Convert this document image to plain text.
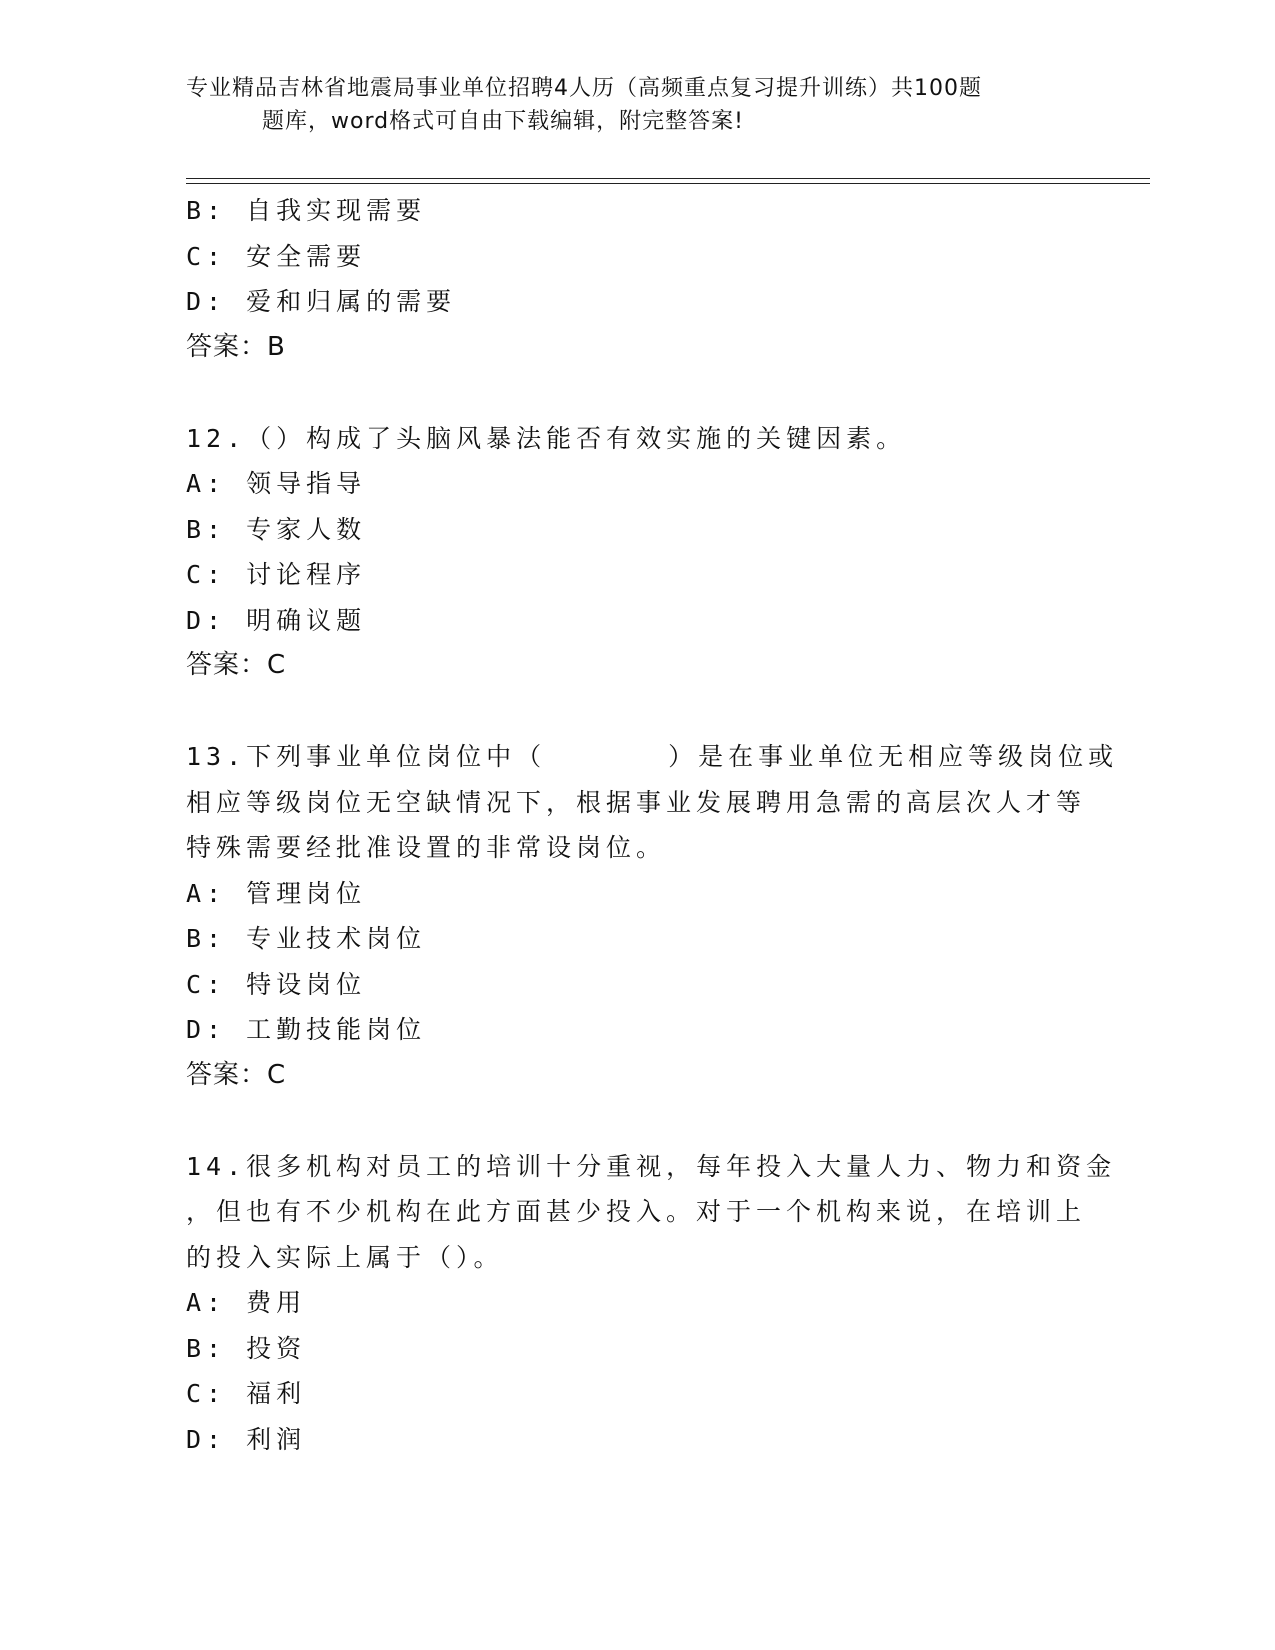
专业精品吉林省地震局事业单位招聘4人历（高频重点复习提升训练）共100题
题库，word格式可自由下载编辑，附完整答案!
B: 自我实现需要
C: 安全需要
D: 爱和归属的需要
答案：B
12.（）构成了头脑风暴法能否有效实施的关键因素。
A: 领导指导
B: 专家人数
C: 讨论程序
D: 明确议题
答案：C
13.下列事业单位岗位中（	）是在事业单位无相应等级岗位或
相应等级岗位无空缺情况下，根据事业发展聘用急需的高层次人才等
特殊需要经批准设置的非常设岗位。
A: 管理岗位
B: 专业技术岗位
C: 特设岗位
D: 工勤技能岗位
答案：C
14.很多机构对员工的培训十分重视，每年投入大量人力、物力和资金
，但也有不少机构在此方面甚少投入。对于一个机构来说，在培训上
的投入实际上属于（）。
A: 费用
B: 投资
C: 福利
D: 利润
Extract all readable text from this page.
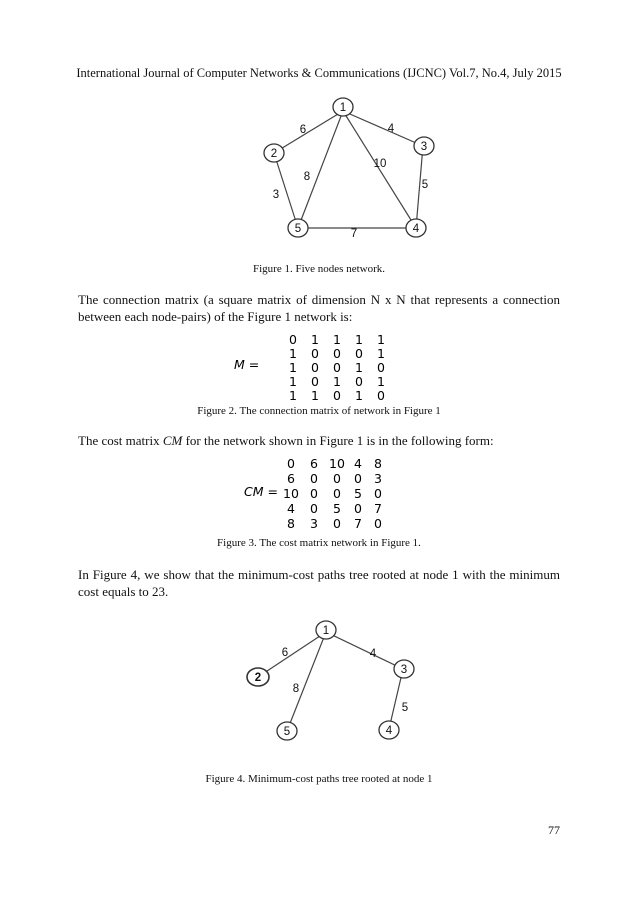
International Journal of Computer Networks & Communications (IJCNC) Vol.7, No.4, July 2015
1
2
3
4
5
6	4
10
8
3
5
7
Figure 1. Five nodes network.
The connection matrix (a square matrix of dimension N x N that represents a connection between each node-pairs) of the Figure 1 network is:
M =
0 1 1 1 1
1 0 0 0 1
1 0 0 1 0
1 0 1 0 1
1 1 0 1 0
Figure 2. The connection matrix of network in Figure 1
The cost matrix CM for the network shown in Figure 1 is in the following form:
CM =
0 6 10 4 8
6 0 0 0 3
10 0 0 5 0
4 0 5 0 7
8 3 0 7 0
Figure 3. The cost matrix network in Figure 1.
In Figure 4, we show that the minimum-cost paths tree rooted at node 1 with the minimum cost equals to 23.
1
2
3
4
5
6	4
8
5
Figure 4. Minimum-cost paths tree rooted at node 1
77
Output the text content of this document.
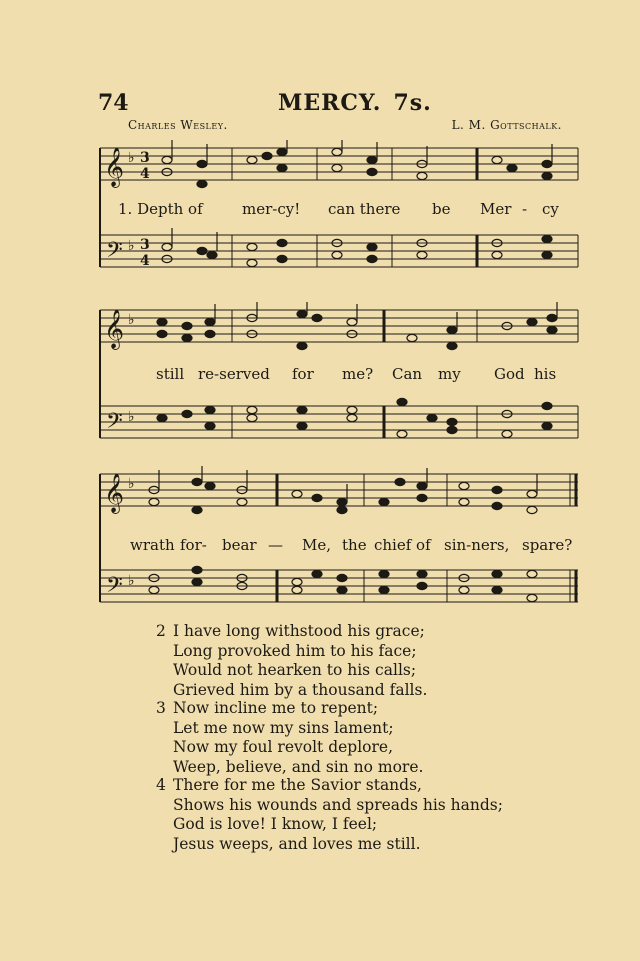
74	MERCY. 7s.
Charles Wesley.	L. M. Gottschalk.
𝄞
𝄢
♭
♭
3
4
3
4
1. Depth of	mer-cy! can there be Mer - cy
𝄞
𝄢
♭
♭
still re-served for me? Can my God his
𝄞
𝄢
♭
♭
wrath for- bear — Me, the chief of sin-ners, spare?
2 I have long withstood his grace;
Long provoked him to his face;
Would not hearken to his calls;
Grieved him by a thousand falls.
3 Now incline me to repent;
Let me now my sins lament;
Now my foul revolt deplore,
Weep, believe, and sin no more.
4 There for me the Savior stands,
Shows his wounds and spreads his hands;
God is love! I know, I feel;
Jesus weeps, and loves me still.
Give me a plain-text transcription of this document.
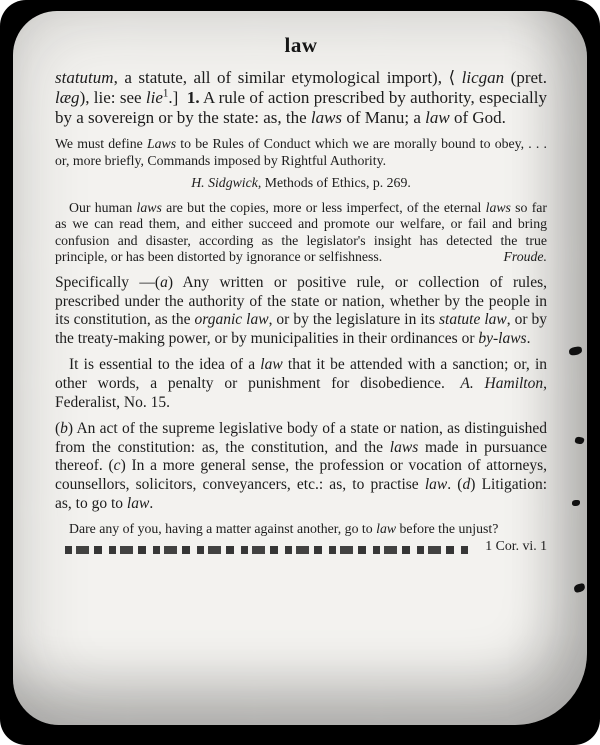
law

statutum, a statute, all of similar etymological import), ⟨ licgan (pret. læg), lie: see lie$^1$.] 1. A rule of action prescribed by authority, especially by a sovereign or by the state: as, the laws of Manu; a law of God.

We must define Laws to be Rules of Conduct which we are morally bound to obey, . . . or, more briefly, Commands imposed by Rightful Authority.

H. Sidgwick, Methods of Ethics, p. 269.

Our human laws are but the copies, more or less imperfect, of the eternal laws so far as we can read them, and either succeed and promote our welfare, or fail and bring confusion and disaster, according as the legislator's insight has detected the true principle, or has been distorted by ignorance or selfishness.	Froude.

Specifically —(a) Any written or positive rule, or collection of rules, prescribed under the authority of the state or nation, whether by the people in its constitution, as the organic law, or by the legislature in its statute law, or by the treaty-making power, or by municipalities in their ordinances or by-laws.

It is essential to the idea of a law that it be attended with a sanction; or, in other words, a penalty or punishment for disobedience.  A. Hamilton, Federalist, No. 15.

(b) An act of the supreme legislative body of a state or nation, as distinguished from the constitution: as, the constitution, and the laws made in pursuance thereof. (c) In a more general sense, the profession or vocation of attorneys, counsellors, solicitors, conveyancers, etc.: as, to practise law. (d) Litigation: as, to go to law.

Dare any of you, having a matter against another, go to law before the unjust?
1 Cor. vi. 1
▬▬▬▬▬▬
Scan the material and collect every line that contains "document".

ANSWER BELOW:
Convert this document image to plain text.
Output the text content of this document.
Give me a plain-text transcription of this document.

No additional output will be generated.